======== Given information ========

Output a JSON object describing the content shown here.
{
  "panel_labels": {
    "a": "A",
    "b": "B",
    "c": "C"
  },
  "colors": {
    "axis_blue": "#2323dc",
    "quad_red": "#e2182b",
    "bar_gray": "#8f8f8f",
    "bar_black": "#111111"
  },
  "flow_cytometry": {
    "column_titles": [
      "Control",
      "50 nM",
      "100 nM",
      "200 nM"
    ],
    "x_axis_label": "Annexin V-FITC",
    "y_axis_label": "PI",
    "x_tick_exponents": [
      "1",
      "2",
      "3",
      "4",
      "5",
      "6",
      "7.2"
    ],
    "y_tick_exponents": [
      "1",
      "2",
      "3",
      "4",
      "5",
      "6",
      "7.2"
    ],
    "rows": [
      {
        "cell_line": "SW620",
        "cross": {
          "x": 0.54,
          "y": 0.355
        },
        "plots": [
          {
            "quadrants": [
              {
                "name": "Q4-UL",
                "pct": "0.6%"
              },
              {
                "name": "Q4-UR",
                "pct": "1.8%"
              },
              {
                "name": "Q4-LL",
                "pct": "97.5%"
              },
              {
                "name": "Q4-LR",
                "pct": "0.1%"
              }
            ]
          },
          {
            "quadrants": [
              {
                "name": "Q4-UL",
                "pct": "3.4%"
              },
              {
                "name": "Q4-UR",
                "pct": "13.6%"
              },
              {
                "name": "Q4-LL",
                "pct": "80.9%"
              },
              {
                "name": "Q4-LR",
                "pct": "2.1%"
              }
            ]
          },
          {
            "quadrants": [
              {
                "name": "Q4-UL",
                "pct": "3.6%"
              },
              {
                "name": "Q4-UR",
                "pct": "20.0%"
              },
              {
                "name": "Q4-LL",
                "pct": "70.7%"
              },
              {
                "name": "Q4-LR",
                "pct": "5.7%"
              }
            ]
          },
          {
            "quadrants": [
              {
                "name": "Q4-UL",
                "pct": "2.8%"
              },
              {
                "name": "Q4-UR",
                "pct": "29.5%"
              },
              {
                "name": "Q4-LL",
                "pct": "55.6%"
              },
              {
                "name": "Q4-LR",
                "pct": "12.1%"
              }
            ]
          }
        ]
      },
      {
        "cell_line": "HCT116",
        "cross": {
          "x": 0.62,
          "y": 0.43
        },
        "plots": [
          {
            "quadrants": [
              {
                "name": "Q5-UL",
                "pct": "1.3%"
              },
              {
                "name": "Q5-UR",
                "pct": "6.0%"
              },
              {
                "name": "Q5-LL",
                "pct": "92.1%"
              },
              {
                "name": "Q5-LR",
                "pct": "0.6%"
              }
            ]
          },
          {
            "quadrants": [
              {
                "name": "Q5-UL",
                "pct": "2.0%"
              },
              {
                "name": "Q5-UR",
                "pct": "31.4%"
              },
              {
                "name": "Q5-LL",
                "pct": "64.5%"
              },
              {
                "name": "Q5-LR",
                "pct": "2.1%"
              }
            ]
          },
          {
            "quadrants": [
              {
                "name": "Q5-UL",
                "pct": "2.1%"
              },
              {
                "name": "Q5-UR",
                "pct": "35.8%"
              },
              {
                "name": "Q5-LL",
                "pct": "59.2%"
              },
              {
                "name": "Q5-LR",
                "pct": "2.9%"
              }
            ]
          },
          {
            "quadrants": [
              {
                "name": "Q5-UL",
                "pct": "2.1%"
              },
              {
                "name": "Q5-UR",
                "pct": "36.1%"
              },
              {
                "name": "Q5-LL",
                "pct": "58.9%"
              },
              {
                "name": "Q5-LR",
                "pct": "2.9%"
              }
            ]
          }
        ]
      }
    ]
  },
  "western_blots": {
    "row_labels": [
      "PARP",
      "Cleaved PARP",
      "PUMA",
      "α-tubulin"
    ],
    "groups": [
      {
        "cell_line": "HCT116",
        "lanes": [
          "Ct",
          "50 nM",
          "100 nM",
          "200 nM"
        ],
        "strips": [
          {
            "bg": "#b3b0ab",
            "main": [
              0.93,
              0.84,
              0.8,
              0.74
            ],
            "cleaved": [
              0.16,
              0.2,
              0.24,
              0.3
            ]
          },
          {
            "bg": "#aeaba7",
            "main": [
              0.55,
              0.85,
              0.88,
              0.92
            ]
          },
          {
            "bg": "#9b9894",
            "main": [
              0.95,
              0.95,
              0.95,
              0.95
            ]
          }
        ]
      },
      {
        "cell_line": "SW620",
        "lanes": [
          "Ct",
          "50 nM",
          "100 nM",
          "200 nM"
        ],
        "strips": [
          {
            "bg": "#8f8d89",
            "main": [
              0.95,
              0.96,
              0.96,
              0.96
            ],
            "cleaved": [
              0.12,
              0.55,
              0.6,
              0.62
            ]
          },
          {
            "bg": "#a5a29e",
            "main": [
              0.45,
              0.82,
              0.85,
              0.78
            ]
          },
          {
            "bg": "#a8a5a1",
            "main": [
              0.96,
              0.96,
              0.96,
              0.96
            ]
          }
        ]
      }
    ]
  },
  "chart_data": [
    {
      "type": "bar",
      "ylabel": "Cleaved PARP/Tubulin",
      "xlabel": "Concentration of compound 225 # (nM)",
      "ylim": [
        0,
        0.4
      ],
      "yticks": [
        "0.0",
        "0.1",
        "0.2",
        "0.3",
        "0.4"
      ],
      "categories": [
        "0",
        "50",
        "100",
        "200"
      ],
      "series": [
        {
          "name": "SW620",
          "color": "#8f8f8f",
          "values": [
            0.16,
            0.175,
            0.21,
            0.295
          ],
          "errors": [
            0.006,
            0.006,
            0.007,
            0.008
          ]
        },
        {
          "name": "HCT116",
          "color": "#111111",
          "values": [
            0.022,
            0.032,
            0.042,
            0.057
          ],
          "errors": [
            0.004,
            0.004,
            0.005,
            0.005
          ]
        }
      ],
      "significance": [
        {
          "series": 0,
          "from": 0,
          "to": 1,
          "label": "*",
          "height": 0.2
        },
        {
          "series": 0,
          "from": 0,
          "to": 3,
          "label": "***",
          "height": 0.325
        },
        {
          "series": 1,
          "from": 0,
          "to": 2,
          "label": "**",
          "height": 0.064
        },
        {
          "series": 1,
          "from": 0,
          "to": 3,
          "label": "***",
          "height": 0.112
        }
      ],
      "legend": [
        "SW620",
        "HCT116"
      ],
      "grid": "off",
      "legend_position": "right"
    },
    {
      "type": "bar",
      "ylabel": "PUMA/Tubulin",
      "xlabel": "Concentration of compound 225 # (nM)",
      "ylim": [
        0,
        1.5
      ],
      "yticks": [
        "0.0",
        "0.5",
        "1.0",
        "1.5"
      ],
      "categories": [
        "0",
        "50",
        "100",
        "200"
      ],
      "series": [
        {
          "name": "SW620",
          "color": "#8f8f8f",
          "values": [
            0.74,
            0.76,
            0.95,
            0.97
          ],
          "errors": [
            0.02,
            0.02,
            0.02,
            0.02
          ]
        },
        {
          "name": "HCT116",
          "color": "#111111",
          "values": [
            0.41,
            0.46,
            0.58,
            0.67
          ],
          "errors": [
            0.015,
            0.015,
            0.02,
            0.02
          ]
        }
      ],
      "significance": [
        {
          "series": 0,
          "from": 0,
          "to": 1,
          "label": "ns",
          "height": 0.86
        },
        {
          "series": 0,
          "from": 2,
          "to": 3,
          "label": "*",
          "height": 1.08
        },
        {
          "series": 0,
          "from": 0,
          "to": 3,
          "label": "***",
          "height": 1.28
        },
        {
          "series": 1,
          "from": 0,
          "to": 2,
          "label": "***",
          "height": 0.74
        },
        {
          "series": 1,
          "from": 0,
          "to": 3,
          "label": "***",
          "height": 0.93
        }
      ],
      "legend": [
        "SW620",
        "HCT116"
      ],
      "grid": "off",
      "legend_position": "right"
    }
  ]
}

========

> **What to work on**
Restate the data above exactly, keeping each word as it stands.

> **The solution**
Output a JSON object describing the content shown here.
{
  "panel_labels": {
    "a": "A",
    "b": "B",
    "c": "C"
  },
  "colors": {
    "axis_blue": "#2323dc",
    "quad_red": "#e2182b",
    "bar_gray": "#8f8f8f",
    "bar_black": "#111111"
  },
  "flow_cytometry": {
    "column_titles": [
      "Control",
      "50 nM",
      "100 nM",
      "200 nM"
    ],
    "x_axis_label": "Annexin V-FITC",
    "y_axis_label": "PI",
    "x_tick_exponents": [
      "1",
      "2",
      "3",
      "4",
      "5",
      "6",
      "7.2"
    ],
    "y_tick_exponents": [
      "1",
      "2",
      "3",
      "4",
      "5",
      "6",
      "7.2"
    ],
    "rows": [
      {
        "cell_line": "SW620",
        "cross": {
          "x": 0.54,
          "y": 0.355
        },
        "plots": [
          {
            "quadrants": [
              {
                "name": "Q4-UL",
                "pct": "0.6%"
              },
              {
                "name": "Q4-UR",
                "pct": "1.8%"
              },
              {
                "name": "Q4-LL",
                "pct": "97.5%"
              },
              {
                "name": "Q4-LR",
                "pct": "0.1%"
              }
            ]
          },
          {
            "quadrants": [
              {
                "name": "Q4-UL",
                "pct": "3.4%"
              },
              {
                "name": "Q4-UR",
                "pct": "13.6%"
              },
              {
                "name": "Q4-LL",
                "pct": "80.9%"
              },
              {
                "name": "Q4-LR",
                "pct": "2.1%"
              }
            ]
          },
          {
            "quadrants": [
              {
                "name": "Q4-UL",
                "pct": "3.6%"
              },
              {
                "name": "Q4-UR",
                "pct": "20.0%"
              },
              {
                "name": "Q4-LL",
                "pct": "70.7%"
              },
              {
                "name": "Q4-LR",
                "pct": "5.7%"
              }
            ]
          },
          {
            "quadrants": [
              {
                "name": "Q4-UL",
                "pct": "2.8%"
              },
              {
                "name": "Q4-UR",
                "pct": "29.5%"
              },
              {
                "name": "Q4-LL",
                "pct": "55.6%"
              },
              {
                "name": "Q4-LR",
                "pct": "12.1%"
              }
            ]
          }
        ]
      },
      {
        "cell_line": "HCT116",
        "cross": {
          "x": 0.62,
          "y": 0.43
        },
        "plots": [
          {
            "quadrants": [
              {
                "name": "Q5-UL",
                "pct": "1.3%"
              },
              {
                "name": "Q5-UR",
                "pct": "6.0%"
              },
              {
                "name": "Q5-LL",
                "pct": "92.1%"
              },
              {
                "name": "Q5-LR",
                "pct": "0.6%"
              }
            ]
          },
          {
            "quadrants": [
              {
                "name": "Q5-UL",
                "pct": "2.0%"
              },
              {
                "name": "Q5-UR",
                "pct": "31.4%"
              },
              {
                "name": "Q5-LL",
                "pct": "64.5%"
              },
              {
                "name": "Q5-LR",
                "pct": "2.1%"
              }
            ]
          },
          {
            "quadrants": [
              {
                "name": "Q5-UL",
                "pct": "2.1%"
              },
              {
                "name": "Q5-UR",
                "pct": "35.8%"
              },
              {
                "name": "Q5-LL",
                "pct": "59.2%"
              },
              {
                "name": "Q5-LR",
                "pct": "2.9%"
              }
            ]
          },
          {
            "quadrants": [
              {
                "name": "Q5-UL",
                "pct": "2.1%"
              },
              {
                "name": "Q5-UR",
                "pct": "36.1%"
              },
              {
                "name": "Q5-LL",
                "pct": "58.9%"
              },
              {
                "name": "Q5-LR",
                "pct": "2.9%"
              }
            ]
          }
        ]
      }
    ]
  },
  "western_blots": {
    "row_labels": [
      "PARP",
      "Cleaved PARP",
      "PUMA",
      "α-tubulin"
    ],
    "groups": [
      {
        "cell_line": "HCT116",
        "lanes": [
          "Ct",
          "50 nM",
          "100 nM",
          "200 nM"
        ],
        "strips": [
          {
            "bg": "#b3b0ab",
            "main": [
              0.93,
              0.84,
              0.8,
              0.74
            ],
            "cleaved": [
              0.16,
              0.2,
              0.24,
              0.3
            ]
          },
          {
            "bg": "#aeaba7",
            "main": [
              0.55,
              0.85,
              0.88,
              0.92
            ]
          },
          {
            "bg": "#9b9894",
            "main": [
              0.95,
              0.95,
              0.95,
              0.95
            ]
          }
        ]
      },
      {
        "cell_line": "SW620",
        "lanes": [
          "Ct",
          "50 nM",
          "100 nM",
          "200 nM"
        ],
        "strips": [
          {
            "bg": "#8f8d89",
            "main": [
              0.95,
              0.96,
              0.96,
              0.96
            ],
            "cleaved": [
              0.12,
              0.55,
              0.6,
              0.62
            ]
          },
          {
            "bg": "#a5a29e",
            "main": [
              0.45,
              0.82,
              0.85,
              0.78
            ]
          },
          {
            "bg": "#a8a5a1",
            "main": [
              0.96,
              0.96,
              0.96,
              0.96
            ]
          }
        ]
      }
    ]
  },
  "chart_data": [
    {
      "type": "bar",
      "ylabel": "Cleaved PARP/Tubulin",
      "xlabel": "Concentration of compound 225 # (nM)",
      "ylim": [
        0,
        0.4
      ],
      "yticks": [
        "0.0",
        "0.1",
        "0.2",
        "0.3",
        "0.4"
      ],
      "categories": [
        "0",
        "50",
        "100",
        "200"
      ],
      "series": [
        {
          "name": "SW620",
          "color": "#8f8f8f",
          "values": [
            0.16,
            0.175,
            0.21,
            0.295
          ],
          "errors": [
            0.006,
            0.006,
            0.007,
            0.008
          ]
        },
        {
          "name": "HCT116",
          "color": "#111111",
          "values": [
            0.022,
            0.032,
            0.042,
            0.057
          ],
          "errors": [
            0.004,
            0.004,
            0.005,
            0.005
          ]
        }
      ],
      "significance": [
        {
          "series": 0,
          "from": 0,
          "to": 1,
          "label": "*",
          "height": 0.2
        },
        {
          "series": 0,
          "from": 0,
          "to": 3,
          "label": "***",
          "height": 0.325
        },
        {
          "series": 1,
          "from": 0,
          "to": 2,
          "label": "**",
          "height": 0.064
        },
        {
          "series": 1,
          "from": 0,
          "to": 3,
          "label": "***",
          "height": 0.112
        }
      ],
      "legend": [
        "SW620",
        "HCT116"
      ],
      "grid": "off",
      "legend_position": "right"
    },
    {
      "type": "bar",
      "ylabel": "PUMA/Tubulin",
      "xlabel": "Concentration of compound 225 # (nM)",
      "ylim": [
        0,
        1.5
      ],
      "yticks": [
        "0.0",
        "0.5",
        "1.0",
        "1.5"
      ],
      "categories": [
        "0",
        "50",
        "100",
        "200"
      ],
      "series": [
        {
          "name": "SW620",
          "color": "#8f8f8f",
          "values": [
            0.74,
            0.76,
            0.95,
            0.97
          ],
          "errors": [
            0.02,
            0.02,
            0.02,
            0.02
          ]
        },
        {
          "name": "HCT116",
          "color": "#111111",
          "values": [
            0.41,
            0.46,
            0.58,
            0.67
          ],
          "errors": [
            0.015,
            0.015,
            0.02,
            0.02
          ]
        }
      ],
      "significance": [
        {
          "series": 0,
          "from": 0,
          "to": 1,
          "label": "ns",
          "height": 0.86
        },
        {
          "series": 0,
          "from": 2,
          "to": 3,
          "label": "*",
          "height": 1.08
        },
        {
          "series": 0,
          "from": 0,
          "to": 3,
          "label": "***",
          "height": 1.28
        },
        {
          "series": 1,
          "from": 0,
          "to": 2,
          "label": "***",
          "height": 0.74
        },
        {
          "series": 1,
          "from": 0,
          "to": 3,
          "label": "***",
          "height": 0.93
        }
      ],
      "legend": [
        "SW620",
        "HCT116"
      ],
      "grid": "off",
      "legend_position": "right"
    }
  ]
}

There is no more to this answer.